**REQUIRED WORK**
Lines below containing the word "АНАЭРОБНЫЕ" should be copied out.

=== Section Start ===

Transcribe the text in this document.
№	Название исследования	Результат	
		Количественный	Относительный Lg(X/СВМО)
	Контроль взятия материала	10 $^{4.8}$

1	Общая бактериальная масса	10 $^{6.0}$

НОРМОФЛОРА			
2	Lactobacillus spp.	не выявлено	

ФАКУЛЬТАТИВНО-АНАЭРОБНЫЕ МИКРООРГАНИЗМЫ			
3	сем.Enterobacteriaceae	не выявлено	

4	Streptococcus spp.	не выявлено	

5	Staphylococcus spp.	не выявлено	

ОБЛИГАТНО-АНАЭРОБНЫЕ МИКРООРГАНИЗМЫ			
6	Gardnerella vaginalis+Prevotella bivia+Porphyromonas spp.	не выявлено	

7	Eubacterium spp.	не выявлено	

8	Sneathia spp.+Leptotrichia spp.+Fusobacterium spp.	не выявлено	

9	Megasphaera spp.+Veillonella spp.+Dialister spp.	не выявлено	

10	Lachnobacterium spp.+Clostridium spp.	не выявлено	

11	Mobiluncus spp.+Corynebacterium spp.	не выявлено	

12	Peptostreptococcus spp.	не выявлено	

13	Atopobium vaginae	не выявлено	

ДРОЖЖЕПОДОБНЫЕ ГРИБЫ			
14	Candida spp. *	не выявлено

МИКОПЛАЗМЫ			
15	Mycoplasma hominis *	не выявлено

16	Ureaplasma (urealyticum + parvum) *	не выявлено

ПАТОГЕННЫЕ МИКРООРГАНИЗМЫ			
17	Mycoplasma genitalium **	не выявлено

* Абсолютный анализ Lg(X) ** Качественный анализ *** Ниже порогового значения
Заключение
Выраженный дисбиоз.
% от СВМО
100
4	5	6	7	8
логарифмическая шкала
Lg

=== Section End ===

**TASK ANSWER**
ФАКУЛЬТАТИВНО-АНАЭРОБНЫЕ МИКРООРГАНИЗМЫ			
ОБЛИГАТНО-АНАЭРОБНЫЕ МИКРООРГАНИЗМЫ			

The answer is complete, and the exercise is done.